:: Recorded data ::

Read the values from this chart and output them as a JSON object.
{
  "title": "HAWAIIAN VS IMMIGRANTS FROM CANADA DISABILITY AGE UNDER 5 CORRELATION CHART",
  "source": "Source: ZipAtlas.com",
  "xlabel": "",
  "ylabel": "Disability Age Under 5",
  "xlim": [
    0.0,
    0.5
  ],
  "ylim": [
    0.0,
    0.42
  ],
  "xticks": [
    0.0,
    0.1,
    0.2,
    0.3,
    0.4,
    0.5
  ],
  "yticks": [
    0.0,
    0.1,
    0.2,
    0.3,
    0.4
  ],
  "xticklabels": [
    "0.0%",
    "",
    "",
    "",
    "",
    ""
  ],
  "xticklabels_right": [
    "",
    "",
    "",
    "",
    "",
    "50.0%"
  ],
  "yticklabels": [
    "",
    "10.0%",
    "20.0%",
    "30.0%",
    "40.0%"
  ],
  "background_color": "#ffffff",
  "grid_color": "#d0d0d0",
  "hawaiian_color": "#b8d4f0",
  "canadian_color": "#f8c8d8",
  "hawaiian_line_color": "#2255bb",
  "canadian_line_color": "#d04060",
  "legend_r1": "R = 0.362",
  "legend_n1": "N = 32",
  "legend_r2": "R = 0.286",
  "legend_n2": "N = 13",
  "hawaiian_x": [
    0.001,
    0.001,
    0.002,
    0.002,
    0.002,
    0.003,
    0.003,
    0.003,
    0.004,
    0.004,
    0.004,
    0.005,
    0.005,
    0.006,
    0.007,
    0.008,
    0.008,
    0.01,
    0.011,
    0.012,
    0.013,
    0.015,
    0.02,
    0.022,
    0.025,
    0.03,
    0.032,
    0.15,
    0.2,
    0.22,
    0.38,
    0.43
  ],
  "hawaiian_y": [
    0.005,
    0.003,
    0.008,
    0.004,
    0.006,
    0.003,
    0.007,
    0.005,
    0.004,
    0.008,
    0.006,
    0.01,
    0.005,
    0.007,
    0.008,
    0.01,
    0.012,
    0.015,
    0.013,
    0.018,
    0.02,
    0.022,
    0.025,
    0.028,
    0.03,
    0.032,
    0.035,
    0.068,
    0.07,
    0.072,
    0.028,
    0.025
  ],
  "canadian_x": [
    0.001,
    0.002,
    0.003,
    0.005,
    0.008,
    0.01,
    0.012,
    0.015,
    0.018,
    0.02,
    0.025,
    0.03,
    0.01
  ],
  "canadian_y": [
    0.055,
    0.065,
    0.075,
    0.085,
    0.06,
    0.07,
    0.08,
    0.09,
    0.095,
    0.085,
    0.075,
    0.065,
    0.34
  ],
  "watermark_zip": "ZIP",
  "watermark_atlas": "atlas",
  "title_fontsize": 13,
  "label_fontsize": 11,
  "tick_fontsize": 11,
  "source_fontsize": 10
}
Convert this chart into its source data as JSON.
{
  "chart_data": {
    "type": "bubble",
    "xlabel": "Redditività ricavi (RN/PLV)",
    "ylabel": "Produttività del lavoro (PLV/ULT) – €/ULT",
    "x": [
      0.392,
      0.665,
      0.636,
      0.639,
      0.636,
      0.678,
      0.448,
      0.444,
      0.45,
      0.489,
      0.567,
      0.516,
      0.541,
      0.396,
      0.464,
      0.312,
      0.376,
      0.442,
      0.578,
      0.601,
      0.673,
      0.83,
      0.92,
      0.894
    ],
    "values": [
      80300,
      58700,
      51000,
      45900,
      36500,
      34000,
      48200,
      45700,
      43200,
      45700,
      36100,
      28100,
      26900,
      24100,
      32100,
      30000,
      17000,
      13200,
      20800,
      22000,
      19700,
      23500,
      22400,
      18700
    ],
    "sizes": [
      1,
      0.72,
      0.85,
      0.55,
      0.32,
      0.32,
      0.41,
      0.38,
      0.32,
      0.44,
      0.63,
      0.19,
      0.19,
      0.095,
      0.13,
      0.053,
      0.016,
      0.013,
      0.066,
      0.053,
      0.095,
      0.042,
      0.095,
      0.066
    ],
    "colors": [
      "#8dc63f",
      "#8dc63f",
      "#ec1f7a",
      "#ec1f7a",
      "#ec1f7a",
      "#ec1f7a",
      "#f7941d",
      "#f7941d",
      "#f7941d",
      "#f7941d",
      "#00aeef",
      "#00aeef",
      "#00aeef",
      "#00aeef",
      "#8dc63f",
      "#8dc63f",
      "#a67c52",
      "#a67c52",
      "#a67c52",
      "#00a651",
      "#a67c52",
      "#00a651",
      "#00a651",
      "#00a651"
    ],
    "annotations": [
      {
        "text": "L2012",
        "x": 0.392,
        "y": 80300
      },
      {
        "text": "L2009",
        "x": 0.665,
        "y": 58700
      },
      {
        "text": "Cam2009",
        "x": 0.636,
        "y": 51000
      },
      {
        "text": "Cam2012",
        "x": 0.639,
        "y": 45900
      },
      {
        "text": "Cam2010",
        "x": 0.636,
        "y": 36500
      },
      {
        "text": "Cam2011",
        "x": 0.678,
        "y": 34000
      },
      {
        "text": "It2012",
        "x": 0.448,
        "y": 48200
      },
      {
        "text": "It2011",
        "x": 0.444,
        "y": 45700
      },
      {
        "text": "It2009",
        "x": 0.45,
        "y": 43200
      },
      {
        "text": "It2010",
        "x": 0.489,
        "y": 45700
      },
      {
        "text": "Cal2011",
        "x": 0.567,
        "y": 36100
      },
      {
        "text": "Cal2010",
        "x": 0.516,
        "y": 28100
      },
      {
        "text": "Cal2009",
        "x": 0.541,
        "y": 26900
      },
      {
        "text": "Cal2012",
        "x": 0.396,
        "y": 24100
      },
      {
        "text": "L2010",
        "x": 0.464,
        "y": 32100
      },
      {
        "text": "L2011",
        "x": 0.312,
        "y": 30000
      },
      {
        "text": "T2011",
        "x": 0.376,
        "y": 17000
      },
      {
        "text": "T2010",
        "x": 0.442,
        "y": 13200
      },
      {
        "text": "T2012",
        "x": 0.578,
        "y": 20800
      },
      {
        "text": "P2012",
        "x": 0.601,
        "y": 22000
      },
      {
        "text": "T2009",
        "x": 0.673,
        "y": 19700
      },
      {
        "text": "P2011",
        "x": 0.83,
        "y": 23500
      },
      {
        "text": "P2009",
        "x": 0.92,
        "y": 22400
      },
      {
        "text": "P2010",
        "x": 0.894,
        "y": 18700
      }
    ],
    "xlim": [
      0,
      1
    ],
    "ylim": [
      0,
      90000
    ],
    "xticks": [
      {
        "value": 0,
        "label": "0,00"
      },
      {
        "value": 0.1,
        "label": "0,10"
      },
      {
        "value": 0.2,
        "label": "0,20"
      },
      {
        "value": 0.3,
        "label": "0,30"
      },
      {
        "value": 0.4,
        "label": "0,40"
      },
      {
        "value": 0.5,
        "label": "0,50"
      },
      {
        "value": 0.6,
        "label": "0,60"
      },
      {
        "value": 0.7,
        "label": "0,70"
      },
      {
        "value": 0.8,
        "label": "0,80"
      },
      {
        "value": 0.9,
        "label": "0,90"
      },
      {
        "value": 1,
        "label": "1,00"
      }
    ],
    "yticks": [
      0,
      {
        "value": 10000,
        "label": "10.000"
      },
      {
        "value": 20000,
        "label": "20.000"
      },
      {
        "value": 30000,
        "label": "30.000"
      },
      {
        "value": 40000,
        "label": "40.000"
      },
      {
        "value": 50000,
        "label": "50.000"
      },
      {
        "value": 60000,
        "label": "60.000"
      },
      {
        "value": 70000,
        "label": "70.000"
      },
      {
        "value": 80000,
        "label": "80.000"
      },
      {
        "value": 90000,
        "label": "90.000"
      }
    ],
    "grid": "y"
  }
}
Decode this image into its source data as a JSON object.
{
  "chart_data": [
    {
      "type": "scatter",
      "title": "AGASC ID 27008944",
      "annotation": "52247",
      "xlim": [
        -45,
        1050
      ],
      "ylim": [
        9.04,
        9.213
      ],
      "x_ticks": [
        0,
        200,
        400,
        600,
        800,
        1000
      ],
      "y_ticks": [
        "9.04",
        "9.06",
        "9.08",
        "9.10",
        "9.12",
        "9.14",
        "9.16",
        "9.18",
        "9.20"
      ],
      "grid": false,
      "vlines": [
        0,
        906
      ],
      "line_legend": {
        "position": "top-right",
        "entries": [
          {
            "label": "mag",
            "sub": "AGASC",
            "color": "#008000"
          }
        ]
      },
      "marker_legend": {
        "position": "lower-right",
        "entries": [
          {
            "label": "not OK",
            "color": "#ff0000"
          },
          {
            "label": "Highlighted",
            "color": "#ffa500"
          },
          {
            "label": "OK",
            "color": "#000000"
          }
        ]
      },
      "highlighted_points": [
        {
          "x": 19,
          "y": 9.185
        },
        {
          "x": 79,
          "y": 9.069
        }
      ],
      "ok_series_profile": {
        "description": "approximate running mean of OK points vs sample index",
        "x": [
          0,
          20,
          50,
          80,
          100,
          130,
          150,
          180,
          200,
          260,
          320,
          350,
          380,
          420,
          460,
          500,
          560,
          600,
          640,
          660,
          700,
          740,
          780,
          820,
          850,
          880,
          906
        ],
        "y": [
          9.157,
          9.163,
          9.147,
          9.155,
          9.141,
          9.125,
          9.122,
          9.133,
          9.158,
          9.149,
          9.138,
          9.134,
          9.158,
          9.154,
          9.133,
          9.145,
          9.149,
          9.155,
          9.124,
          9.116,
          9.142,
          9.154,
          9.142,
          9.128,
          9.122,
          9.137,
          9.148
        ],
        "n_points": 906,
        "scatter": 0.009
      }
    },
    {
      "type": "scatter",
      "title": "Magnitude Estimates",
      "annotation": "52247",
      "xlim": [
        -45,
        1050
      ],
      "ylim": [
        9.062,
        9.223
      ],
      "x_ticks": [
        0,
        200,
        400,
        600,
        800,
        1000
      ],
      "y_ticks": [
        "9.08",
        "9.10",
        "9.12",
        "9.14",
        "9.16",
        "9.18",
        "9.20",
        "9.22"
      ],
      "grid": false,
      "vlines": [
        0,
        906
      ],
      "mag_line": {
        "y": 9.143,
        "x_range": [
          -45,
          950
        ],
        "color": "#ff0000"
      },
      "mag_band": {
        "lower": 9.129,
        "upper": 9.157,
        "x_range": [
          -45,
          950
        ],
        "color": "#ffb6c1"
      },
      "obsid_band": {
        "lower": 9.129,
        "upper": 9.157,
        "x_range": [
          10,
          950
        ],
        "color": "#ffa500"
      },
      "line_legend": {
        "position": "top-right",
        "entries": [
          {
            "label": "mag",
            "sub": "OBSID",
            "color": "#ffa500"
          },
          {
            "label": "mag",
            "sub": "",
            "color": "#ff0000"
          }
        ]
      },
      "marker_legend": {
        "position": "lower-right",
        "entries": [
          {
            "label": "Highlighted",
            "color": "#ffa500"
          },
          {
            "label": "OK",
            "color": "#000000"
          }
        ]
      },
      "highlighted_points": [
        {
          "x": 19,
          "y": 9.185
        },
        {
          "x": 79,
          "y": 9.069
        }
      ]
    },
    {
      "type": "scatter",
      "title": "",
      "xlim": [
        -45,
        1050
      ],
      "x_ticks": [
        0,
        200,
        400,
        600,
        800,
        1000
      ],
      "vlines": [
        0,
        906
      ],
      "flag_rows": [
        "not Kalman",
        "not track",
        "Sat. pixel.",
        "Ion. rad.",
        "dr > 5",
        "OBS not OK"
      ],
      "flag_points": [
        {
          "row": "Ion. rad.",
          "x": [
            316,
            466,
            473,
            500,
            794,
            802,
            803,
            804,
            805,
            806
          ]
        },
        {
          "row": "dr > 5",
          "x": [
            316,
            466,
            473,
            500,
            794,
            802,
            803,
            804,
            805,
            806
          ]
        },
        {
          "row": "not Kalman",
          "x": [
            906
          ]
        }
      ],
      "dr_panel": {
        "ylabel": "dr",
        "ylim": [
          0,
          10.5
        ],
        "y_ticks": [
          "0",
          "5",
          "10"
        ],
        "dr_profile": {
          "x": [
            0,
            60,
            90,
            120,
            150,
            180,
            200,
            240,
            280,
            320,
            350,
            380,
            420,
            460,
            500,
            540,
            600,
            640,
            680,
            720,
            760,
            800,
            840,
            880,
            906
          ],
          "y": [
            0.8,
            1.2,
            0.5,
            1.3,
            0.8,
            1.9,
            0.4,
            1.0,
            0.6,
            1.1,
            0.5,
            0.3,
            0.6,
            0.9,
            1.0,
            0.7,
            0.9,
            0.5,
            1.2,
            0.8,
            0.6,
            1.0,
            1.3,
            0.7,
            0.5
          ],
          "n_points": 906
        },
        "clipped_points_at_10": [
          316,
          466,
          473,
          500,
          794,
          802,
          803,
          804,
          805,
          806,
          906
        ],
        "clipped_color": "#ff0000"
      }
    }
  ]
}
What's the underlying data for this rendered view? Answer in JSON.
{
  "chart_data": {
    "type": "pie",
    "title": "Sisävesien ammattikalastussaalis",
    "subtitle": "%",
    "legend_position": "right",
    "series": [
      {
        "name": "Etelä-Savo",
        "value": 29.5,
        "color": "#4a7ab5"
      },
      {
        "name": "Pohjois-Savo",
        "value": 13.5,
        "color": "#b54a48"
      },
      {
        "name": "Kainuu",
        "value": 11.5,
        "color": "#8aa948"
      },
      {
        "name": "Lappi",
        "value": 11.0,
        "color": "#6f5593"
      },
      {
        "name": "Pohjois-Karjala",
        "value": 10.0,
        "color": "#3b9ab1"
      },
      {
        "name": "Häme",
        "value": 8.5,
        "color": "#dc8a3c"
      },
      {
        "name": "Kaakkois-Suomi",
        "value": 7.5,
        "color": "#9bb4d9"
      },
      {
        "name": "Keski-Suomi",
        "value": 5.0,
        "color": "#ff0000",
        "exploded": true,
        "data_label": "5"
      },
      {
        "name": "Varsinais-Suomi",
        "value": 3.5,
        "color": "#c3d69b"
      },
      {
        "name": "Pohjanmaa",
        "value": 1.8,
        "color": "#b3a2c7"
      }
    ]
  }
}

:::

## Instructions for the task
What are the lines from the one with "What's the underlying" through the last line of the records above? Quote them exactly and add nothing.

## Response to the task
What's the underlying data for this rendered view? Answer in JSON.
{
  "chart_data": {
    "type": "pie",
    "title": "Sisävesien ammattikalastussaalis",
    "subtitle": "%",
    "legend_position": "right",
    "series": [
      {
        "name": "Etelä-Savo",
        "value": 29.5,
        "color": "#4a7ab5"
      },
      {
        "name": "Pohjois-Savo",
        "value": 13.5,
        "color": "#b54a48"
      },
      {
        "name": "Kainuu",
        "value": 11.5,
        "color": "#8aa948"
      },
      {
        "name": "Lappi",
        "value": 11.0,
        "color": "#6f5593"
      },
      {
        "name": "Pohjois-Karjala",
        "value": 10.0,
        "color": "#3b9ab1"
      },
      {
        "name": "Häme",
        "value": 8.5,
        "color": "#dc8a3c"
      },
      {
        "name": "Kaakkois-Suomi",
        "value": 7.5,
        "color": "#9bb4d9"
      },
      {
        "name": "Keski-Suomi",
        "value": 5.0,
        "color": "#ff0000",
        "exploded": true,
        "data_label": "5"
      },
      {
        "name": "Varsinais-Suomi",
        "value": 3.5,
        "color": "#c3d69b"
      },
      {
        "name": "Pohjanmaa",
        "value": 1.8,
        "color": "#b3a2c7"
      }
    ]
  }
}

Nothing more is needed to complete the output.